Problem to solve: Restate each of the lines below word for word and drop every picture.

%%

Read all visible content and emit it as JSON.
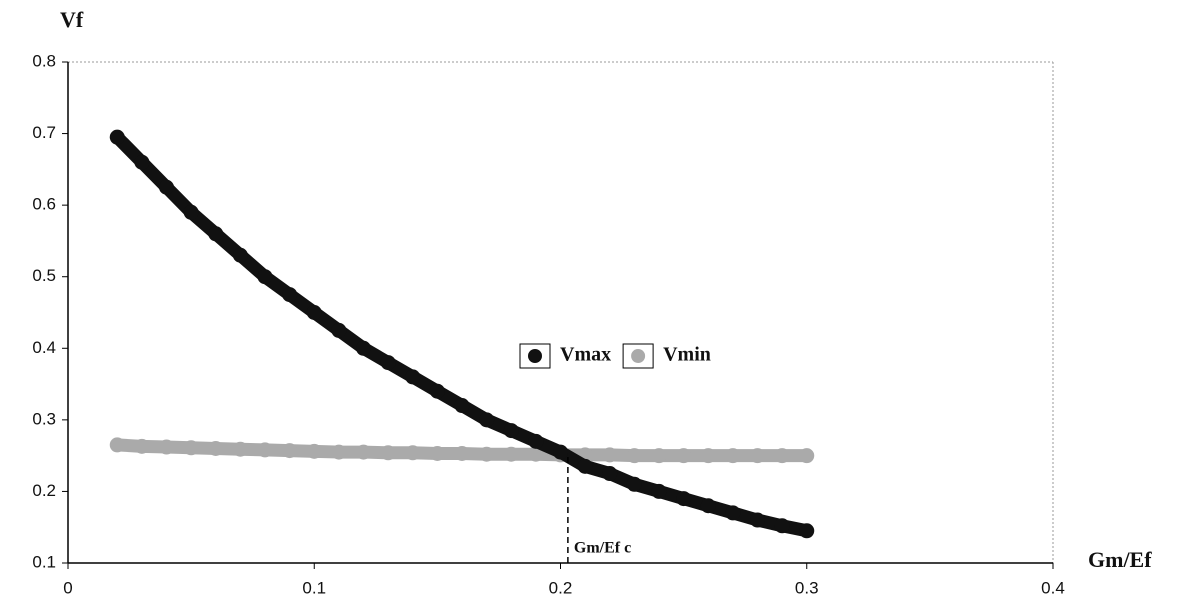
{
  "chart_data": {
    "type": "scatter",
    "ylabel": "Vf",
    "xlabel": "Gm/Ef",
    "xlim": [
      0,
      0.4
    ],
    "xticks": [
      0,
      0.1,
      0.2,
      0.3,
      0.4
    ],
    "ylim": [
      0.1,
      0.8
    ],
    "yticks": [
      0.1,
      0.2,
      0.3,
      0.4,
      0.5,
      0.6,
      0.7,
      0.8
    ],
    "legend": "center",
    "x": [
      0.02,
      0.03,
      0.04,
      0.05,
      0.06,
      0.07,
      0.08,
      0.09,
      0.1,
      0.11,
      0.12,
      0.13,
      0.14,
      0.15,
      0.16,
      0.17,
      0.18,
      0.19,
      0.2,
      0.21,
      0.22,
      0.23,
      0.24,
      0.25,
      0.26,
      0.27,
      0.28,
      0.29,
      0.3
    ],
    "series": [
      {
        "name": "Vmax",
        "color": "#111111",
        "values": [
          0.695,
          0.66,
          0.625,
          0.59,
          0.56,
          0.53,
          0.5,
          0.475,
          0.45,
          0.425,
          0.4,
          0.38,
          0.36,
          0.34,
          0.32,
          0.3,
          0.285,
          0.27,
          0.255,
          0.235,
          0.225,
          0.21,
          0.2,
          0.19,
          0.18,
          0.17,
          0.16,
          0.152,
          0.145
        ]
      },
      {
        "name": "Vmin",
        "color": "#aaaaaa",
        "values": [
          0.265,
          0.263,
          0.262,
          0.261,
          0.26,
          0.259,
          0.258,
          0.257,
          0.256,
          0.255,
          0.255,
          0.254,
          0.254,
          0.253,
          0.253,
          0.252,
          0.252,
          0.252,
          0.251,
          0.251,
          0.251,
          0.25,
          0.25,
          0.25,
          0.25,
          0.25,
          0.25,
          0.25,
          0.25
        ]
      }
    ],
    "annotation": {
      "text": "Gm/Ef c",
      "x": 0.203,
      "y": 0.25
    }
  }
}
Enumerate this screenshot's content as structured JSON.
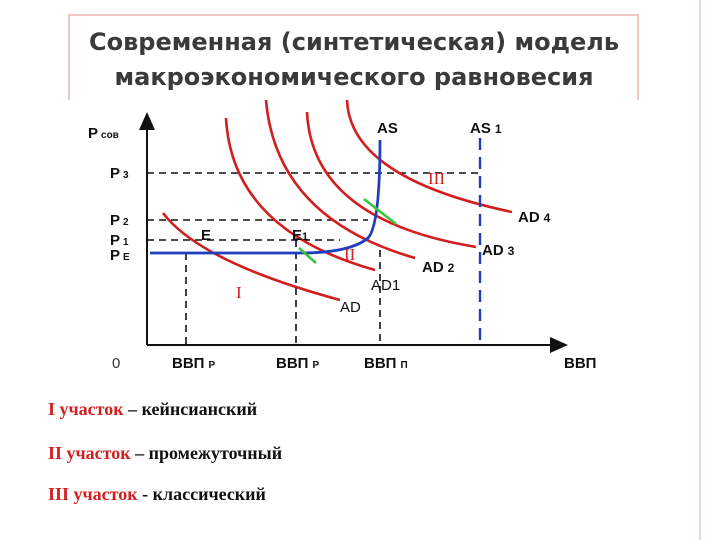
{
  "title": {
    "lines": [
      "Современная (синтетическая) модель",
      "макроэкономического равновесия"
    ]
  },
  "axes": {
    "y_label": {
      "main": "P",
      "sub": "сов"
    },
    "y_ticks": [
      {
        "main": "P",
        "sub": "3"
      },
      {
        "main": "P",
        "sub": "2"
      },
      {
        "main": "P",
        "sub": "1"
      },
      {
        "main": "P",
        "sub": "E"
      }
    ],
    "origin": "0",
    "x_ticks": [
      {
        "main": "ВВП",
        "sub": "Р"
      },
      {
        "main": "ВВП",
        "sub": "Р"
      },
      {
        "main": "ВВП",
        "sub": "П"
      }
    ],
    "x_label": "ВВП"
  },
  "curves": {
    "as": "AS",
    "as1": {
      "main": "AS",
      "sub": "1"
    },
    "ad": "AD",
    "ad1": "AD1",
    "ad2": {
      "main": "AD",
      "sub": "2"
    },
    "ad3": {
      "main": "AD",
      "sub": "3"
    },
    "ad4": {
      "main": "AD",
      "sub": "4"
    }
  },
  "points": {
    "e": "E",
    "e1": {
      "main": "E",
      "sub": "1"
    }
  },
  "regions": [
    "I",
    "II",
    "III"
  ],
  "legend": [
    {
      "term": "I участок",
      "desc": "– кейнсианский"
    },
    {
      "term": "II участок",
      "desc": "– промежуточный"
    },
    {
      "term": "III участок",
      "desc": "- классический"
    }
  ]
}
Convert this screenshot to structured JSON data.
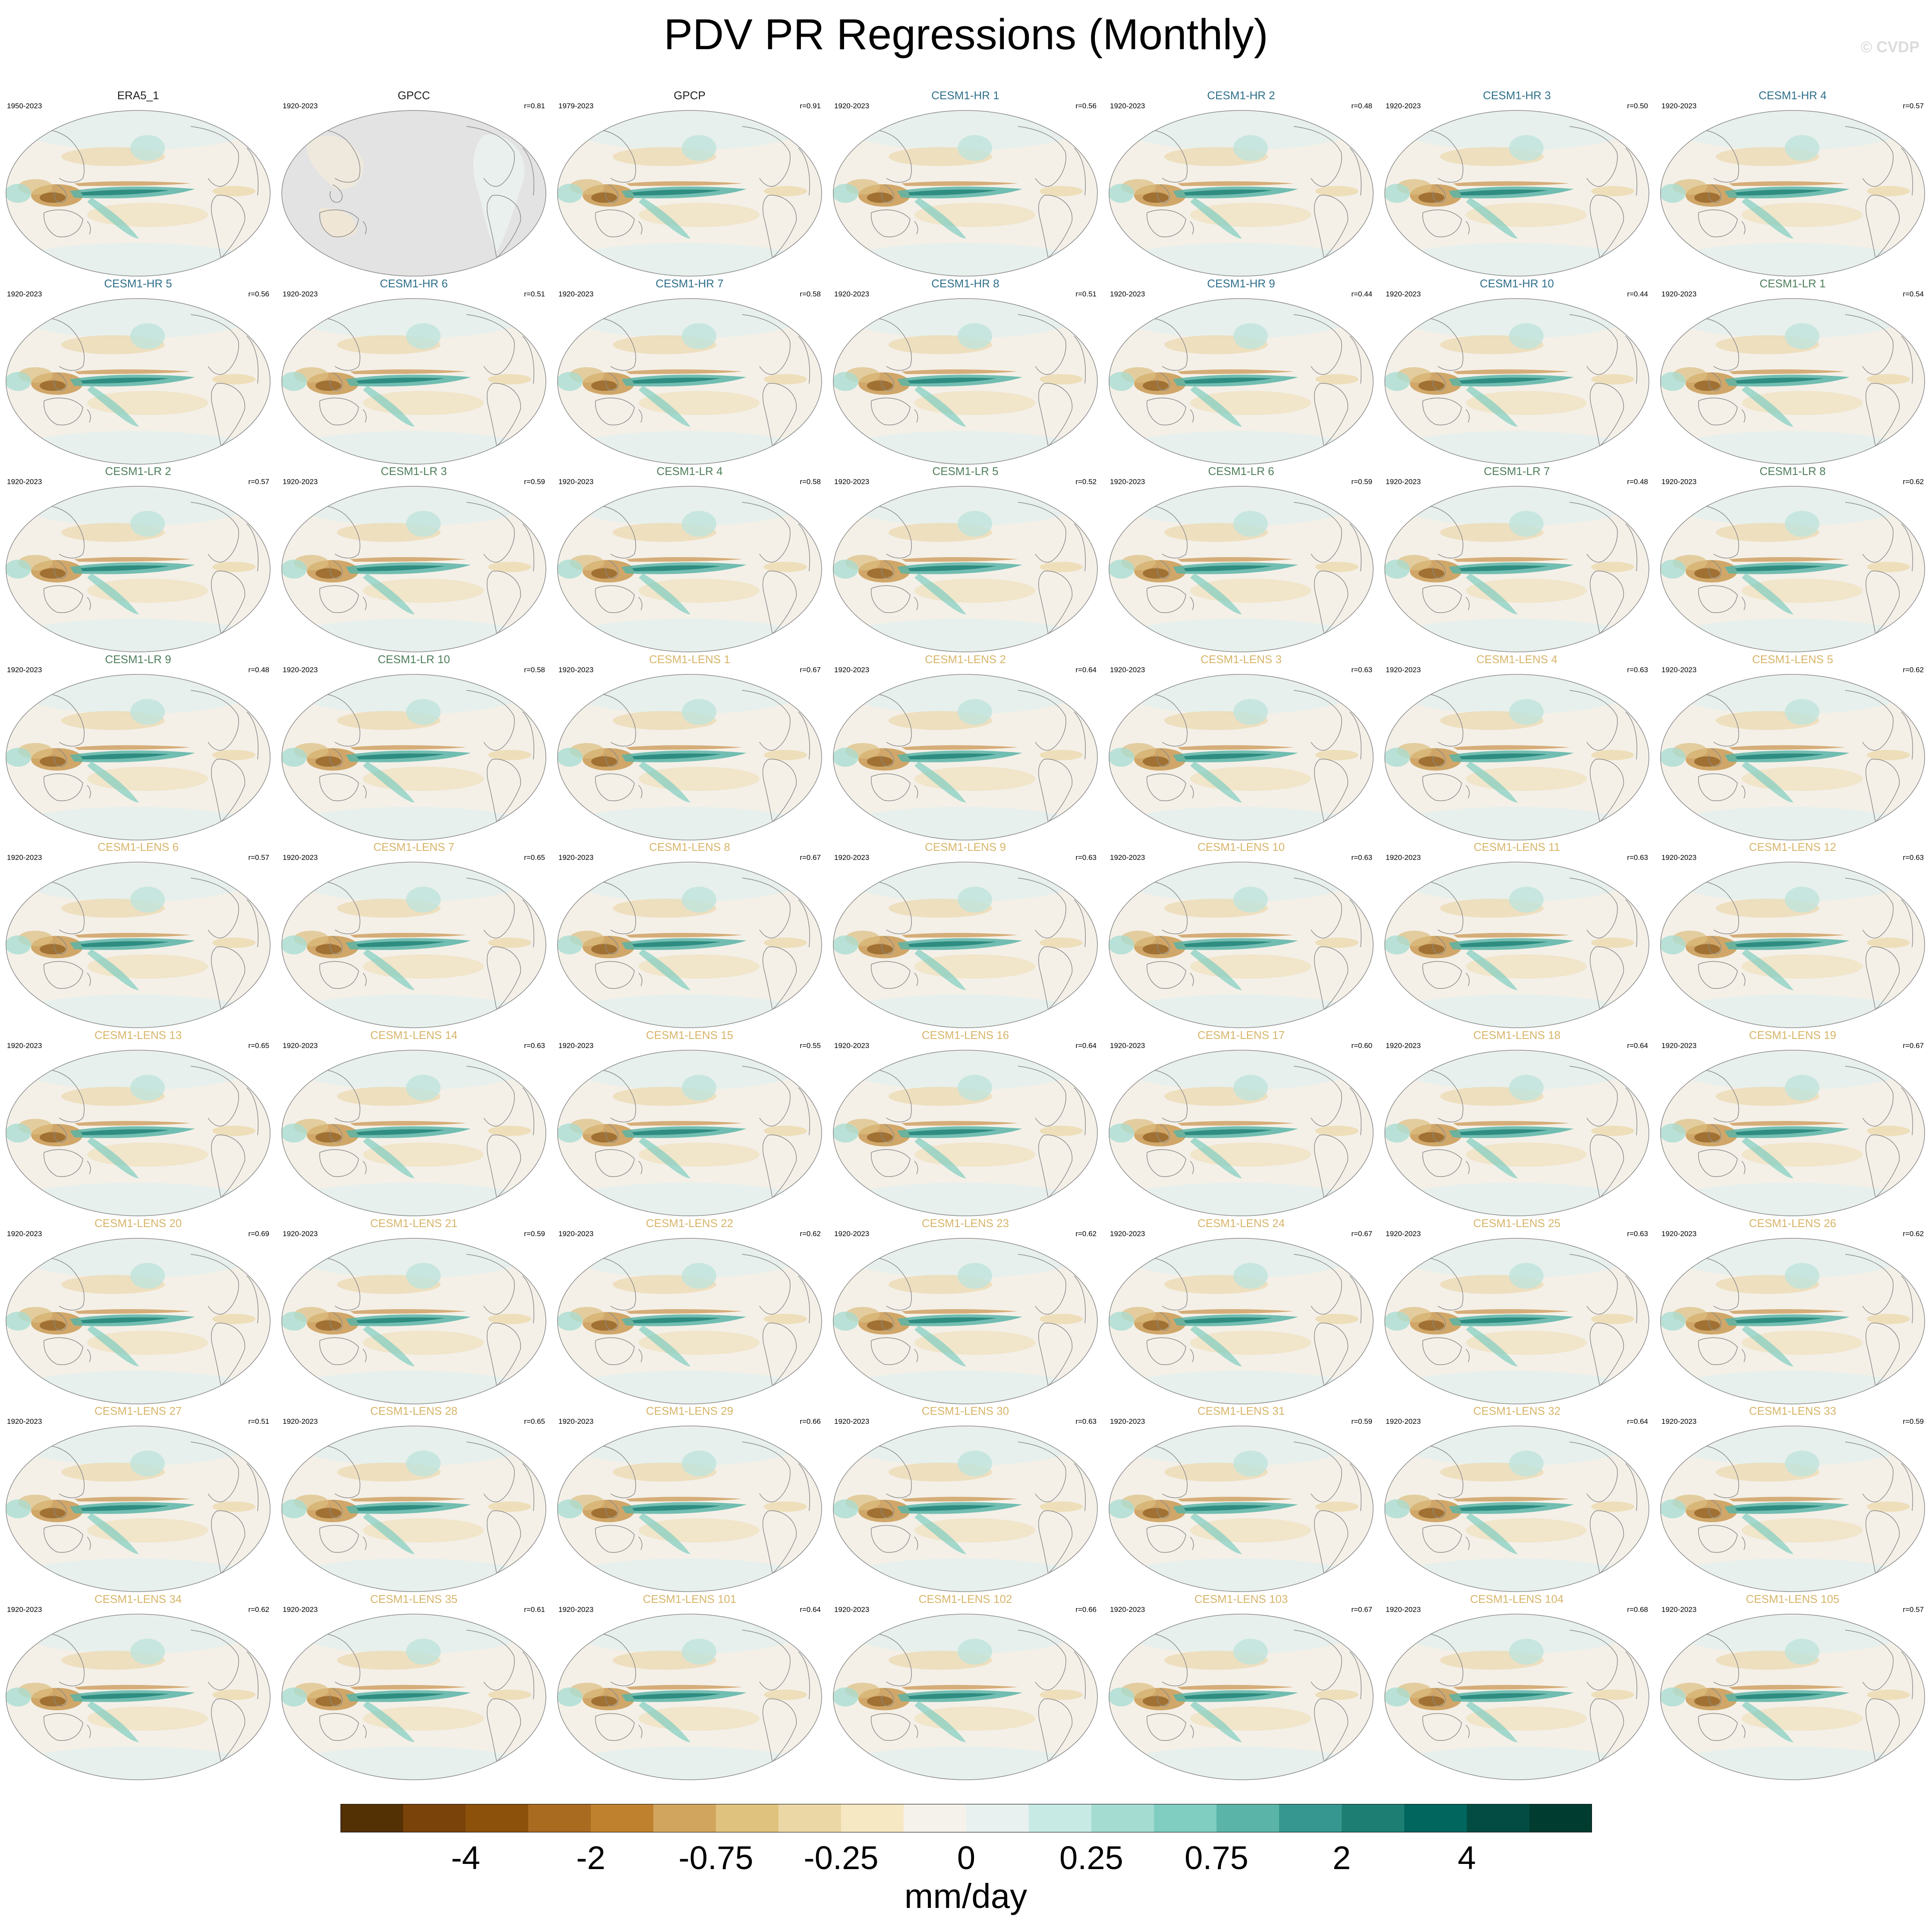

%%

Answer to this task:
Read all visible content and emit it as JSON.
{
  "chart_data": {
    "type": "scatter",
    "ylabel": "Vf",
    "xlabel": "Gm/Ef",
    "xlim": [
      0,
      0.4
    ],
    "xticks": [
      0,
      0.1,
      0.2,
      0.3,
      0.4
    ],
    "ylim": [
      0.1,
      0.8
    ],
    "yticks": [
      0.1,
      0.2,
      0.3,
      0.4,
      0.5,
      0.6,
      0.7,
      0.8
    ],
    "legend": "center",
    "x": [
      0.02,
      0.03,
      0.04,
      0.05,
      0.06,
      0.07,
      0.08,
      0.09,
      0.1,
      0.11,
      0.12,
      0.13,
      0.14,
      0.15,
      0.16,
      0.17,
      0.18,
      0.19,
      0.2,
      0.21,
      0.22,
      0.23,
      0.24,
      0.25,
      0.26,
      0.27,
      0.28,
      0.29,
      0.3
    ],
    "series": [
      {
        "name": "Vmax",
        "color": "#111111",
        "values": [
          0.695,
          0.66,
          0.625,
          0.59,
          0.56,
          0.53,
          0.5,
          0.475,
          0.45,
          0.425,
          0.4,
          0.38,
          0.36,
          0.34,
          0.32,
          0.3,
          0.285,
          0.27,
          0.255,
          0.235,
          0.225,
          0.21,
          0.2,
          0.19,
          0.18,
          0.17,
          0.16,
          0.152,
          0.145
        ]
      },
      {
        "name": "Vmin",
        "color": "#aaaaaa",
        "values": [
          0.265,
          0.263,
          0.262,
          0.261,
          0.26,
          0.259,
          0.258,
          0.257,
          0.256,
          0.255,
          0.255,
          0.254,
          0.254,
          0.253,
          0.253,
          0.252,
          0.252,
          0.252,
          0.251,
          0.251,
          0.251,
          0.25,
          0.25,
          0.25,
          0.25,
          0.25,
          0.25,
          0.25,
          0.25
        ]
      }
    ],
    "annotation": {
      "text": "Gm/Ef c",
      "x": 0.203,
      "y": 0.25
    }
  }
}
Enumerate this screenshot's content as structured JSON.
{
  "title": {
    "lines": [
      "Современная (синтетическая) модель",
      "макроэкономического равновесия"
    ]
  },
  "axes": {
    "y_label": {
      "main": "P",
      "sub": "сов"
    },
    "y_ticks": [
      {
        "main": "P",
        "sub": "3"
      },
      {
        "main": "P",
        "sub": "2"
      },
      {
        "main": "P",
        "sub": "1"
      },
      {
        "main": "P",
        "sub": "E"
      }
    ],
    "origin": "0",
    "x_ticks": [
      {
        "main": "ВВП",
        "sub": "Р"
      },
      {
        "main": "ВВП",
        "sub": "Р"
      },
      {
        "main": "ВВП",
        "sub": "П"
      }
    ],
    "x_label": "ВВП"
  },
  "curves": {
    "as": "AS",
    "as1": {
      "main": "AS",
      "sub": "1"
    },
    "ad": "AD",
    "ad1": "AD1",
    "ad2": {
      "main": "AD",
      "sub": "2"
    },
    "ad3": {
      "main": "AD",
      "sub": "3"
    },
    "ad4": {
      "main": "AD",
      "sub": "4"
    }
  },
  "points": {
    "e": "E",
    "e1": {
      "main": "E",
      "sub": "1"
    }
  },
  "regions": [
    "I",
    "II",
    "III"
  ],
  "legend": [
    {
      "term": "I участок",
      "desc": "– кейнсианский"
    },
    {
      "term": "II участок",
      "desc": "– промежуточный"
    },
    {
      "term": "III участок",
      "desc": "- классический"
    }
  ]
}
Convert this screenshot to structured JSON data.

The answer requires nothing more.